Do this: Only lines with the word "username" are needed; collect each of them from the listing below.

>> Start

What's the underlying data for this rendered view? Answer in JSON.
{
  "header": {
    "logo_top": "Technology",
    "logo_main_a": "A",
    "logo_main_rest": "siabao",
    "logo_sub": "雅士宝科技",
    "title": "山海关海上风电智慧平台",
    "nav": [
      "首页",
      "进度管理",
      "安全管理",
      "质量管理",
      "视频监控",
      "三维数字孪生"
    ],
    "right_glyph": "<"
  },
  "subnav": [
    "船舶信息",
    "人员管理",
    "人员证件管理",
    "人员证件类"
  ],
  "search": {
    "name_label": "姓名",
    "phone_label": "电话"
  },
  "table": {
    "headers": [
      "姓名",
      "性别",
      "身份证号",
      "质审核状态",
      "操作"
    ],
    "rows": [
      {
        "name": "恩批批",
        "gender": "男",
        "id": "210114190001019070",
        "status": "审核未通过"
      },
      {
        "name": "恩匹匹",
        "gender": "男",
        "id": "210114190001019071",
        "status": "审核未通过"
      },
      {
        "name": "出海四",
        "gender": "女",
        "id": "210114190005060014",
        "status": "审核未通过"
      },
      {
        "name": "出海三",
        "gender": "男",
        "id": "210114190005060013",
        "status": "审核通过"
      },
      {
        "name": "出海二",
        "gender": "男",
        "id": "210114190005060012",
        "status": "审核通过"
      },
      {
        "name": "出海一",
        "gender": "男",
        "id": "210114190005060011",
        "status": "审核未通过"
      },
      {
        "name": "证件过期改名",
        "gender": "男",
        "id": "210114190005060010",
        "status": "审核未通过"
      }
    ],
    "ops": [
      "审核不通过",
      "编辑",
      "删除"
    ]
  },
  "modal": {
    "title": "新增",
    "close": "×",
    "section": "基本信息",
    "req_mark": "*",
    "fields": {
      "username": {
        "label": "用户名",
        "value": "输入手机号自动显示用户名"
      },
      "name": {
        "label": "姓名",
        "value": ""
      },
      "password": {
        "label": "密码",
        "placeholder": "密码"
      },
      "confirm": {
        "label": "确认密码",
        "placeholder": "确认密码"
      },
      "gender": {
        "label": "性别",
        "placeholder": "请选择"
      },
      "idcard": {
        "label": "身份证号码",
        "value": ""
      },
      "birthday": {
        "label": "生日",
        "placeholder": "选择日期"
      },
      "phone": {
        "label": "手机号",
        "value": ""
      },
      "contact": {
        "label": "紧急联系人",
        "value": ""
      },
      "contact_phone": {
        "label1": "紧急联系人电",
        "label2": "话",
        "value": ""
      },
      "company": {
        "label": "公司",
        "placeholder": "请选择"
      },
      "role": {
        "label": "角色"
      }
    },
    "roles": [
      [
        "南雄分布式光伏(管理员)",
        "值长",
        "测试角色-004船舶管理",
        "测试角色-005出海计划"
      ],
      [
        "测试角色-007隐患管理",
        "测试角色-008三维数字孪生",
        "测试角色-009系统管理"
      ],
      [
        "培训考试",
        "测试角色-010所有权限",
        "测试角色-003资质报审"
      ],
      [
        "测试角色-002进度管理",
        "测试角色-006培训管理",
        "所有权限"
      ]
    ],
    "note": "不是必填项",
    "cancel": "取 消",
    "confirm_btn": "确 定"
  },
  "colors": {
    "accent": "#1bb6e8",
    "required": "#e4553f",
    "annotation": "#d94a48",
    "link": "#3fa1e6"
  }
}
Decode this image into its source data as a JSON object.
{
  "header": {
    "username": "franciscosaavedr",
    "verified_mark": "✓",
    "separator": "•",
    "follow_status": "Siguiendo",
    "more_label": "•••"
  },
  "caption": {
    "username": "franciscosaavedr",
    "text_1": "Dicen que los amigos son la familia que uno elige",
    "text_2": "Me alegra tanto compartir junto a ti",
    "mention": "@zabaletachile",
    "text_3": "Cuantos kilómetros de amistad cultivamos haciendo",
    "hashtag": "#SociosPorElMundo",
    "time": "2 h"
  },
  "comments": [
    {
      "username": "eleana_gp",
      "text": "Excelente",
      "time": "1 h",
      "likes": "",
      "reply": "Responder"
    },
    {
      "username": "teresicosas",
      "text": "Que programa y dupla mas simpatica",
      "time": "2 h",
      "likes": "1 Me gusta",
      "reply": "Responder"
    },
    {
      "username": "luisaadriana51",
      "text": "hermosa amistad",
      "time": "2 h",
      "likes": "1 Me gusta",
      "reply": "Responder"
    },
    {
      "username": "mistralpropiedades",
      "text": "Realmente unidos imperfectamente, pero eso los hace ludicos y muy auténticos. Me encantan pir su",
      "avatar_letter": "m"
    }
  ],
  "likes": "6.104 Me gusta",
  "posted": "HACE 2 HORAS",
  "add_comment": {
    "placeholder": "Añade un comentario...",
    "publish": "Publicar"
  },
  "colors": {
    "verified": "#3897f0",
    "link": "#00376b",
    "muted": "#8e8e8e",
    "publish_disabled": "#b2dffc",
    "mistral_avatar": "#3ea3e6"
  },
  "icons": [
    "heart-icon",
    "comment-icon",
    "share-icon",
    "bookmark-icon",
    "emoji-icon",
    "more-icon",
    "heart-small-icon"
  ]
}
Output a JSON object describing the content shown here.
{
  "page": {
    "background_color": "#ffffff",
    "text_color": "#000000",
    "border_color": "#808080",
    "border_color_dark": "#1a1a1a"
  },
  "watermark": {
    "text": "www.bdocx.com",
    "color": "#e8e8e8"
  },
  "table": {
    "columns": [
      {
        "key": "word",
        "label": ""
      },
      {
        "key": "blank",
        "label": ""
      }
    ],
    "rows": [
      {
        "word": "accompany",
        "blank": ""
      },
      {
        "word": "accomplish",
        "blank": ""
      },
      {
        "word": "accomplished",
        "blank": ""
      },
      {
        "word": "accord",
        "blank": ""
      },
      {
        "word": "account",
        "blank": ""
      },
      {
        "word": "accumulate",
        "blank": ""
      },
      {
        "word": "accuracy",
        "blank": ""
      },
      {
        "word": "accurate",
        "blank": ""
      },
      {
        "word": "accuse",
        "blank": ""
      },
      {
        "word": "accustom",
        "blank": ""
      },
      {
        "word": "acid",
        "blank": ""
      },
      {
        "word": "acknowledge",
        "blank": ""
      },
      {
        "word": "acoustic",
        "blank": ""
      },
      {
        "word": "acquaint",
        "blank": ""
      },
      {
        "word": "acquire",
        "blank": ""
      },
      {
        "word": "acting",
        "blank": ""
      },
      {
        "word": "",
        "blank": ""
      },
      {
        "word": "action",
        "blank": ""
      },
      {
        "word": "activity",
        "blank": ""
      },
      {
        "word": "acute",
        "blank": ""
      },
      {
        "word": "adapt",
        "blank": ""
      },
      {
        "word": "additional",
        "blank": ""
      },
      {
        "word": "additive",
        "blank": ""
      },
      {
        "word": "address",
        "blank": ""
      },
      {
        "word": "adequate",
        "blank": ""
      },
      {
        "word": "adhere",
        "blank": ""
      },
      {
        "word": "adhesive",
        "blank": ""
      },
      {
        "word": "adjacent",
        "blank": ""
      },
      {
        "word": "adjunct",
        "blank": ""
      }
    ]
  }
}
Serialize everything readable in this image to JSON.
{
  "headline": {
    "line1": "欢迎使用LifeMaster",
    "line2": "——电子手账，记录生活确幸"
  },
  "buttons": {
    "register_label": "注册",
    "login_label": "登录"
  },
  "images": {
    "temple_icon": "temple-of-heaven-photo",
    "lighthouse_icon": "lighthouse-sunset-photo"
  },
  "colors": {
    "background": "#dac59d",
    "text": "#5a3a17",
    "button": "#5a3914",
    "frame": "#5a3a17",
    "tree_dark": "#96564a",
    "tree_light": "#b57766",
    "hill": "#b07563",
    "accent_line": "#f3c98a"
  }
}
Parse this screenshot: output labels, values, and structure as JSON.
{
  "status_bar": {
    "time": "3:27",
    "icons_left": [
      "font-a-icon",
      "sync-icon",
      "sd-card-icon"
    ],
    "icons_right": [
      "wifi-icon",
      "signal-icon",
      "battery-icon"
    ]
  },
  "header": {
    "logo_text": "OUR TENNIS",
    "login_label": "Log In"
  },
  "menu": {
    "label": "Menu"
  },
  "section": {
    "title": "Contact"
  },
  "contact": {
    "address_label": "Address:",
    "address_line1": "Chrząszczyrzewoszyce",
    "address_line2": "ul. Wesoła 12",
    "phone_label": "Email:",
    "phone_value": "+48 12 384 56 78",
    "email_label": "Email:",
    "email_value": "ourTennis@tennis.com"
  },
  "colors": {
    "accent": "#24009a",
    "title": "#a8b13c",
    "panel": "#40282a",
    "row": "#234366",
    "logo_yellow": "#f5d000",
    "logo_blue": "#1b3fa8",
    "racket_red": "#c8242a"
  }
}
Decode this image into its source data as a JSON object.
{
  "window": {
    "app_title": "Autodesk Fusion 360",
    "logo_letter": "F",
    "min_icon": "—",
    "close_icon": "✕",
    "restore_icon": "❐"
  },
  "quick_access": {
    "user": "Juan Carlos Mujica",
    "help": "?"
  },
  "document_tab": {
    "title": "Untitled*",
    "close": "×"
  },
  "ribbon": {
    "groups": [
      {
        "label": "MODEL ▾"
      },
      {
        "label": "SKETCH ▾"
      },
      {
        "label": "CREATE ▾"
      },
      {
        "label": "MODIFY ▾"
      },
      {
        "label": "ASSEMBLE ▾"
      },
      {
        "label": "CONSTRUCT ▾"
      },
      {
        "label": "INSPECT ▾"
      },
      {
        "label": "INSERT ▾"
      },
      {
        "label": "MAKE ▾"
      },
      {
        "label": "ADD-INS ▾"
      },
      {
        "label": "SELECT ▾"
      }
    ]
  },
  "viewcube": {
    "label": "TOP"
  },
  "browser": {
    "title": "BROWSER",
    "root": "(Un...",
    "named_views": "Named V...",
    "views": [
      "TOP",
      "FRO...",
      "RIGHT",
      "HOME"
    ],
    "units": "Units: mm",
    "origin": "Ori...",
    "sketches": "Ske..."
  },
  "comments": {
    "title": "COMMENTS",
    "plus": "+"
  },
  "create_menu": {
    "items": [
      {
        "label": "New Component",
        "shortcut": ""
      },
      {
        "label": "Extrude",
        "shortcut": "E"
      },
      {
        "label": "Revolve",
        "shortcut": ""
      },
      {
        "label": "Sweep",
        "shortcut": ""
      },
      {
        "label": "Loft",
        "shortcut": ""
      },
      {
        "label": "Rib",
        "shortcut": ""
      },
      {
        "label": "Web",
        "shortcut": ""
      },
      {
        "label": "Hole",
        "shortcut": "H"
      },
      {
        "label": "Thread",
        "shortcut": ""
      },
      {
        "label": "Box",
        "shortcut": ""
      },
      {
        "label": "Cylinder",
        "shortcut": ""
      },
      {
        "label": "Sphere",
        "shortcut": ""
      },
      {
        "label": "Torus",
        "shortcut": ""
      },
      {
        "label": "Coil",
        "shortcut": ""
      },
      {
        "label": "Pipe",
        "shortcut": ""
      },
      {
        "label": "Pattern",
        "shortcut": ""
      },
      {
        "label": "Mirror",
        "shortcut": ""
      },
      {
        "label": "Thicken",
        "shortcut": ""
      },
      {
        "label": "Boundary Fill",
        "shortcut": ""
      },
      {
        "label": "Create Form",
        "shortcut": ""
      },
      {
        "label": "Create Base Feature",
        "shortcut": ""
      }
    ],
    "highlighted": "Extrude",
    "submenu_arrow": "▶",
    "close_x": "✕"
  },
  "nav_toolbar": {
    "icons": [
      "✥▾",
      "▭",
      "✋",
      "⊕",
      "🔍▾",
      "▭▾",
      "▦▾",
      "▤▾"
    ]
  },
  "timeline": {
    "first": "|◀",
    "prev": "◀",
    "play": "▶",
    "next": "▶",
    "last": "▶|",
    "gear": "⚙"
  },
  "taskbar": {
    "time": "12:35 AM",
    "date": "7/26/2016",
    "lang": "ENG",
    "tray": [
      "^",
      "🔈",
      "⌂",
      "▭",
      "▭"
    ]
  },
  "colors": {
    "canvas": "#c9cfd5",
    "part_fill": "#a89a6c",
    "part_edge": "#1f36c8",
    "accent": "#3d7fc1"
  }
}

>> End

Solution for this task:
      "username": {
    "username": "franciscosaavedr",
    "username": "franciscosaavedr",
      "username": "eleana_gp",
      "username": "teresicosas",
      "username": "luisaadriana51",
      "username": "mistralpropiedades",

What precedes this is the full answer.